→ Source:
● ● ● ● ●
If you’re looking to deploy your web app quickly, but don’t want to go with Heroku check out Dokku. Dokku makes it easy to set up a server and deploy to it using Git. Instead of git push heroku master it is git push dokku master. If you use Dokku on a Digital Ocean instance it is even easier to set up.

Sunset Paso Robles

These are the steps I took to get a Rails web app running with SSL, a custom domain and an easy to use deployment pipeline.

1. Set up Digital Ocean for Dokku

Go to https://www.digitalocean.com/features/one-click-apps/dokku/ and select an instance to setup from Digital Ocean. It costs around $6 USD per month. You’ll want to have 1GB of Ram minimum.

Once that is done you visit the IP address of your new instance in the browser. It will offer to run the web installer. It is important to do that immediately. Otherwise anyone finding the setup page can insert their key.

Additionally I recommend configuring your user on the Digital Ocean instance. First I’d change the root password. More can be found here: https://www.digitalocean.com/docs/droplets/how-to/connect-with-ssh/openssh/

As a next step you can create a new sudo user.

$ adduser username
$ usermod -aG sudo username

Then configure the public key for your new user, so you can ssh onto the box without using root. You can find more details about how to set it up here. This step essentially consists of creating a ~/.ssh/authorized_keys file for your user and copying your public key into that file. The file should also have the right permissions.

2. Configure Dokku

Now that our Ubuntu box is set up on Digital Ocean as a Dokku droplet we need to configure Dokku so it works with our app. Assuming you have a Ruby on Rails application called my-rails-app with a Postgres database these are the steps:

$ dokku apps:create my-rails-app # Create the app on the Dokku host  
$ sudo dokku plugin:install https://github.com/dokku/dokku-postgres.git # Install Postgres for Dokku  
$ dokku postgres:create my-rails-app-production # Create a Postgres service with the name `my-rails-app-production`  
$ dokku postgres:link my-rails-app-production my-rails-app # Link the Postgres service to your app  

The above steps are also explained here.

3. Use your own domain

Most likely you don’t want to use the IP address provided by Digital Ocean to connect to your app in the browser. If you have a domain you can configure it quite quickly to work with your app.
● ● ● ● ●
→ Complete the following:
• A. What minimum amount of RAM does the Dokku deployment guide recommend for the Digital Ocean instance?
• B. Decide whether each statement agrees with the Dokku deployment guide, and support each verdict with the deciding words from the guide: (i) The Digital Ocean instance costs around $6 USD per month. (ii) The web installer can safely be run at any later time. (iii) With Dokku, the deploy command is git push heroku master.

[Element placement data]
● ● ● ● ●
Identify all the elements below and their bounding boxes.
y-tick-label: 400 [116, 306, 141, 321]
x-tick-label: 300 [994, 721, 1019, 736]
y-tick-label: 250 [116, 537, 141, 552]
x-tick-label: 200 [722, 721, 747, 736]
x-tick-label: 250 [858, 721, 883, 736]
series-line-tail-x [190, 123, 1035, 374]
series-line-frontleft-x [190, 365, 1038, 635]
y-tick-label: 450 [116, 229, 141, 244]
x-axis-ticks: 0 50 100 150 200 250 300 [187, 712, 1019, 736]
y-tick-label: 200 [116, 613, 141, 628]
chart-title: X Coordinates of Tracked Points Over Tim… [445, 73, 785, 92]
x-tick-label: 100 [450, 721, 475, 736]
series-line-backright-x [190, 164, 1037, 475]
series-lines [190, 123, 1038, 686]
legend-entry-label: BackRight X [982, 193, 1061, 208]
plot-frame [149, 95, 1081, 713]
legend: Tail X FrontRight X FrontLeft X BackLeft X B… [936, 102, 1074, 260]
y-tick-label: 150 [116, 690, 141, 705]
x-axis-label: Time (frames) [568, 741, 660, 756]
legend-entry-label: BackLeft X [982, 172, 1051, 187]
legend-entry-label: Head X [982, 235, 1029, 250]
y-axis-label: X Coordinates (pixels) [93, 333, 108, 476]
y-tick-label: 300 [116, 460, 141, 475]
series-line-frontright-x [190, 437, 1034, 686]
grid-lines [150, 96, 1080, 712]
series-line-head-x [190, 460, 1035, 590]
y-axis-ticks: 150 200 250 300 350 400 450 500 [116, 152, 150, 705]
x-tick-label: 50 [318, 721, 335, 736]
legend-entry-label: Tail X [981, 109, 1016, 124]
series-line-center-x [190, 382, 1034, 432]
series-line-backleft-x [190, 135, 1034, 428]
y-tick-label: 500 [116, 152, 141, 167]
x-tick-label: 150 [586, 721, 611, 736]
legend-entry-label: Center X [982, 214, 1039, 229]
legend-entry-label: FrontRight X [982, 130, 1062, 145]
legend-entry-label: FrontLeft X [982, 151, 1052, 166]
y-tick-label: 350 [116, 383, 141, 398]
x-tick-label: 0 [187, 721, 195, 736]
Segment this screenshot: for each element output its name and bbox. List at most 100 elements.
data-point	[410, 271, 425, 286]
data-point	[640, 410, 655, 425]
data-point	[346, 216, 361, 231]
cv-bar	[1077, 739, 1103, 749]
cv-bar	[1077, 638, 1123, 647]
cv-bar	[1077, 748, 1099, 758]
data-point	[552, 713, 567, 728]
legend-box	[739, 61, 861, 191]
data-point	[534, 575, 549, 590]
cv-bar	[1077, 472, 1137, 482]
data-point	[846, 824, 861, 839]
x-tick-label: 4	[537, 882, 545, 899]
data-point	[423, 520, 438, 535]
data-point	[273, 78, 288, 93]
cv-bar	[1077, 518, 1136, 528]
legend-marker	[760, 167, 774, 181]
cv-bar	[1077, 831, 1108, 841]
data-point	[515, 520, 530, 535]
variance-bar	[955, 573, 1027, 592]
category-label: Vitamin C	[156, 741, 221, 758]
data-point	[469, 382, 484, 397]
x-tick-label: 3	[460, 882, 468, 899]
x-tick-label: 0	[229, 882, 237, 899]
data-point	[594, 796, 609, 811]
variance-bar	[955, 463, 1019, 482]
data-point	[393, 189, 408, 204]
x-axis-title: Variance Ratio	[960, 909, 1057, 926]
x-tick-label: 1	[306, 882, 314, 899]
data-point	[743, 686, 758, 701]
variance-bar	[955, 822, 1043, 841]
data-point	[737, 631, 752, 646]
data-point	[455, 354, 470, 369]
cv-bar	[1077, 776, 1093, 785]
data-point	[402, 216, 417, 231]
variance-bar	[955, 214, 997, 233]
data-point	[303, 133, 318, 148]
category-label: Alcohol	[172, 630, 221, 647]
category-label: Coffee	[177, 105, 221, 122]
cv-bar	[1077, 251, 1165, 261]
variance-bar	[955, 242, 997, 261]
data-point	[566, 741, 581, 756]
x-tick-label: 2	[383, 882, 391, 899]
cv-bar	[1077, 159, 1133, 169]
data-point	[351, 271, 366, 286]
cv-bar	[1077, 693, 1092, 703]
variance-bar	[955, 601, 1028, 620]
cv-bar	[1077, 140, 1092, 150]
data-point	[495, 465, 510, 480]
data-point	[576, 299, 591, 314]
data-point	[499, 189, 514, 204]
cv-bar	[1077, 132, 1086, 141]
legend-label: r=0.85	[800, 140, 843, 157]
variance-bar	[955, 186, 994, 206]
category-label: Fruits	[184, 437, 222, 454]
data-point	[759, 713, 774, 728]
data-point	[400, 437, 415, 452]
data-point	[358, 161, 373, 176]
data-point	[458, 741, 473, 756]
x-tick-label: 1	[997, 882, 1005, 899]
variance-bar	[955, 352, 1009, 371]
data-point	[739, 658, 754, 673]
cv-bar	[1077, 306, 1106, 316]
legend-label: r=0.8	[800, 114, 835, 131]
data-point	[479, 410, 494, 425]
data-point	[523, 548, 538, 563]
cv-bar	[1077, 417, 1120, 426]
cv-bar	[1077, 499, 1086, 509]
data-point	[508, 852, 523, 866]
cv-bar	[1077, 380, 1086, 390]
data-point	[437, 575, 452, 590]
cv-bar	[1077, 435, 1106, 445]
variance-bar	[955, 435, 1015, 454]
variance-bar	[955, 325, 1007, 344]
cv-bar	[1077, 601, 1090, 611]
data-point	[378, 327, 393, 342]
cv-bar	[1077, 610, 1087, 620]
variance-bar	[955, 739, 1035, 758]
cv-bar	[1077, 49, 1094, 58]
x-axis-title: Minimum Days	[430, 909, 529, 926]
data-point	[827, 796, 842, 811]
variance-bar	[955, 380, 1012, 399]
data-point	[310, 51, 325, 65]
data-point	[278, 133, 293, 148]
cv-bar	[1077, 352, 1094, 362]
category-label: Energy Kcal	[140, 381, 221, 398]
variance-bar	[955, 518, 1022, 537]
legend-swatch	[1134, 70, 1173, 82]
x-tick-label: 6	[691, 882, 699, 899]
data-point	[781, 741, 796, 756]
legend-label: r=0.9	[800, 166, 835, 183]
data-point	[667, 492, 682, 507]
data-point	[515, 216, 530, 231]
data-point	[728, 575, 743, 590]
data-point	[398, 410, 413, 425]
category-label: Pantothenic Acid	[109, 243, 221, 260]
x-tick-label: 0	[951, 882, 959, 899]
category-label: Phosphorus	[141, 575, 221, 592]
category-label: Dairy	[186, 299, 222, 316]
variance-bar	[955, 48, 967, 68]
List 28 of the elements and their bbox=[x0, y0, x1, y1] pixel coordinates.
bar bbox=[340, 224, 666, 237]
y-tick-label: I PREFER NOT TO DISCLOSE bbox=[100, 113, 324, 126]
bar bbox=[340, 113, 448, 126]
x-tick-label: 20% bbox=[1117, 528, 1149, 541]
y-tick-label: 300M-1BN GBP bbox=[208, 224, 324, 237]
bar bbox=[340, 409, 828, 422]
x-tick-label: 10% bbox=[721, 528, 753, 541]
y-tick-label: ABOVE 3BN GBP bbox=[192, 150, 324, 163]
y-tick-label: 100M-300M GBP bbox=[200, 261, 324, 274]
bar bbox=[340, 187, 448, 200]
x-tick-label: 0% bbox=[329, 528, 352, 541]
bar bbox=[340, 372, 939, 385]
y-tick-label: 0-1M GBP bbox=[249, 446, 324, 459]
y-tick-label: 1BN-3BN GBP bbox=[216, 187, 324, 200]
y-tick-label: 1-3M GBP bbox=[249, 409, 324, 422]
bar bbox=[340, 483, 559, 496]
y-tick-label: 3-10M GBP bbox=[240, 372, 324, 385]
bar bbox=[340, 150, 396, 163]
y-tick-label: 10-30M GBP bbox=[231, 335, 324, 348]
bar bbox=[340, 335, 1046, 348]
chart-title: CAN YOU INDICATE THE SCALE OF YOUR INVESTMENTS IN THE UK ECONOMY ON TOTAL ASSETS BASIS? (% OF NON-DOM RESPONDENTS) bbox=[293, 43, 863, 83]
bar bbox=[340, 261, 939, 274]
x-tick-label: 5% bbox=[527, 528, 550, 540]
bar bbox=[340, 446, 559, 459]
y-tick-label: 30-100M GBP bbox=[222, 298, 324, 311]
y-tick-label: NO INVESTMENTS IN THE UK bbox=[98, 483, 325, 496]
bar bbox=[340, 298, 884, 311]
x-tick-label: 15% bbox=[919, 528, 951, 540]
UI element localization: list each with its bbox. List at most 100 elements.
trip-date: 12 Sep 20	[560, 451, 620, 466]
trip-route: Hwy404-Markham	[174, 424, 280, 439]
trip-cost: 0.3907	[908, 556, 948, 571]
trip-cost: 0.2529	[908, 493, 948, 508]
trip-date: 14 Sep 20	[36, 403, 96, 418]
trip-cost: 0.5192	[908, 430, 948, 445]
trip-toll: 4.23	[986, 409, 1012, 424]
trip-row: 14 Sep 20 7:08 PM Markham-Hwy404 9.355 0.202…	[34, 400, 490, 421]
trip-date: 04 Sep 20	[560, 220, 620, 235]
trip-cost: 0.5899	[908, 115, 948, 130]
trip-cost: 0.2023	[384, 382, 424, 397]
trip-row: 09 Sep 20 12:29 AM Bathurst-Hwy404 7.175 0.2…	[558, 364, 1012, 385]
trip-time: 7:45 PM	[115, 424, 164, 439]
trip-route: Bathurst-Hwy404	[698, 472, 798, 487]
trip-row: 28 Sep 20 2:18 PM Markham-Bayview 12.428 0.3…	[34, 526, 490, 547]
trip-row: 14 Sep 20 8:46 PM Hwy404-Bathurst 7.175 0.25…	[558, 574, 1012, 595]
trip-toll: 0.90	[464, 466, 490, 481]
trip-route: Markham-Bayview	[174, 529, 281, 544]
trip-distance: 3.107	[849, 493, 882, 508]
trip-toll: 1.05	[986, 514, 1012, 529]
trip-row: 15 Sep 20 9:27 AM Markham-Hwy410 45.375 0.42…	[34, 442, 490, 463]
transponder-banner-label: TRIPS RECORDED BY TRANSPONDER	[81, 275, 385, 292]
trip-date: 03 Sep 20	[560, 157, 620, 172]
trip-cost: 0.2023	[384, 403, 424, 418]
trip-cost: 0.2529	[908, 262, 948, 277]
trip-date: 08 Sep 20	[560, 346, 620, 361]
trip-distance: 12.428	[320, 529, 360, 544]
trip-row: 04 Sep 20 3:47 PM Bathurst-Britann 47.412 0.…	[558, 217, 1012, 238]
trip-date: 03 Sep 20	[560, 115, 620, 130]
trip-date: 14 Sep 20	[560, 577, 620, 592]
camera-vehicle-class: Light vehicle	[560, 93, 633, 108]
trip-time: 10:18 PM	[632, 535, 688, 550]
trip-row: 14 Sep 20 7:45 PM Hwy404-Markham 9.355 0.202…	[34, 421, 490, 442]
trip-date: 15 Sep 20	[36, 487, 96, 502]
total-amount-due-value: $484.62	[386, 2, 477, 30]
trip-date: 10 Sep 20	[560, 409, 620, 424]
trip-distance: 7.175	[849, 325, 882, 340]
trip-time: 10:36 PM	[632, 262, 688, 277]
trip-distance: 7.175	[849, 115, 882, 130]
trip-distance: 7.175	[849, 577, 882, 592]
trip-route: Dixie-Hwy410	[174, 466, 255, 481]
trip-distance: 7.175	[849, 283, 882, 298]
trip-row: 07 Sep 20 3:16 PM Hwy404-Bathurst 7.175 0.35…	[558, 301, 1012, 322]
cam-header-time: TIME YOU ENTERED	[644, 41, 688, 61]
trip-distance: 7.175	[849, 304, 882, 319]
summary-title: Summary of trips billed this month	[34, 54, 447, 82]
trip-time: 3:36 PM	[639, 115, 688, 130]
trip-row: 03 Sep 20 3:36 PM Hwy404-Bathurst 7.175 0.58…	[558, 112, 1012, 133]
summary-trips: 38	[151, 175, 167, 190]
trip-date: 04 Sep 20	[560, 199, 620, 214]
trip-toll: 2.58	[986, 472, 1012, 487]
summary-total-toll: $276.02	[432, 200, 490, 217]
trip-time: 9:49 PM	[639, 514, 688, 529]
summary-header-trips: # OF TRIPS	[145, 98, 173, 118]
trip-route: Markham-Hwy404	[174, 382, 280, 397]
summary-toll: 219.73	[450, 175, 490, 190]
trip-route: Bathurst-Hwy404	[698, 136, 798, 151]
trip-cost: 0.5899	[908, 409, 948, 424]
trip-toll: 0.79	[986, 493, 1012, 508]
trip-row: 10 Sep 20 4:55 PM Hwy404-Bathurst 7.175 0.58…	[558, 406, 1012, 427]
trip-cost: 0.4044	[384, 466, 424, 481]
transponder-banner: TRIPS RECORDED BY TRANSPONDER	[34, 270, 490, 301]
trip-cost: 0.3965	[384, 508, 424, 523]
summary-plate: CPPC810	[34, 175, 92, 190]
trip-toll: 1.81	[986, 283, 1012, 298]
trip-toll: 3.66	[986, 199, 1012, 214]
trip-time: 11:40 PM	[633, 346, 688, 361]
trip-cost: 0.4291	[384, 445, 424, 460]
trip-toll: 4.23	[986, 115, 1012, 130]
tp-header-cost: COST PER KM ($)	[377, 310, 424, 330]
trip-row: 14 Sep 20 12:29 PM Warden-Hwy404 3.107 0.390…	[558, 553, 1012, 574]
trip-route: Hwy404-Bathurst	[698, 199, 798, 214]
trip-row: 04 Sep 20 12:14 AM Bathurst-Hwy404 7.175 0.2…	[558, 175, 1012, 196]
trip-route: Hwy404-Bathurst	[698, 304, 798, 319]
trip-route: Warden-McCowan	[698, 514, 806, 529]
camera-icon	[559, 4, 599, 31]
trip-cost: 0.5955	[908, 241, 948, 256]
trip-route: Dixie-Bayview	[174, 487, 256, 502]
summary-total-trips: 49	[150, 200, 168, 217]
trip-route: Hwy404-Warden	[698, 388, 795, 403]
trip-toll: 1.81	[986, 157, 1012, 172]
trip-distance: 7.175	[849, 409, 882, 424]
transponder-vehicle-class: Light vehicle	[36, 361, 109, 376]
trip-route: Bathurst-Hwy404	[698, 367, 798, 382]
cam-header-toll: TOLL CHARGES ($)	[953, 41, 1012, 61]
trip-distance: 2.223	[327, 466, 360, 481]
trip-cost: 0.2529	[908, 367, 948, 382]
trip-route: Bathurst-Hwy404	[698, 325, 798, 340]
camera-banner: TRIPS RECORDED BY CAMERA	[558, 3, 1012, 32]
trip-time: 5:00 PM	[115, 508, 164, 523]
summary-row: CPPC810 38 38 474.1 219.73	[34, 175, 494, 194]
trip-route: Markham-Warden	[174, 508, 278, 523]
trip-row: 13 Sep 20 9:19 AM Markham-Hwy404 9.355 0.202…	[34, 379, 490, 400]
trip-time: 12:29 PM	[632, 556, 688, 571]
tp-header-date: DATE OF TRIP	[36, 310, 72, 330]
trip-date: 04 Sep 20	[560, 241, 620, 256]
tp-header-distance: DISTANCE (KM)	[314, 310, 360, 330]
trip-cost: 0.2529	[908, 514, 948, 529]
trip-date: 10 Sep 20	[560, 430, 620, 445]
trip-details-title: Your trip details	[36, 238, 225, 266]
● ● ● ● ●
→ Responses to the exercise:
• A. 1GB of RAM

• B.
(i) Yes: "It costs around $6 USD per month."
(ii) No: "It is important to do that immediately. Otherwise anyone finding the setup page can insert their key."
(iii) No: "Instead of git push heroku master it is git push dokku master."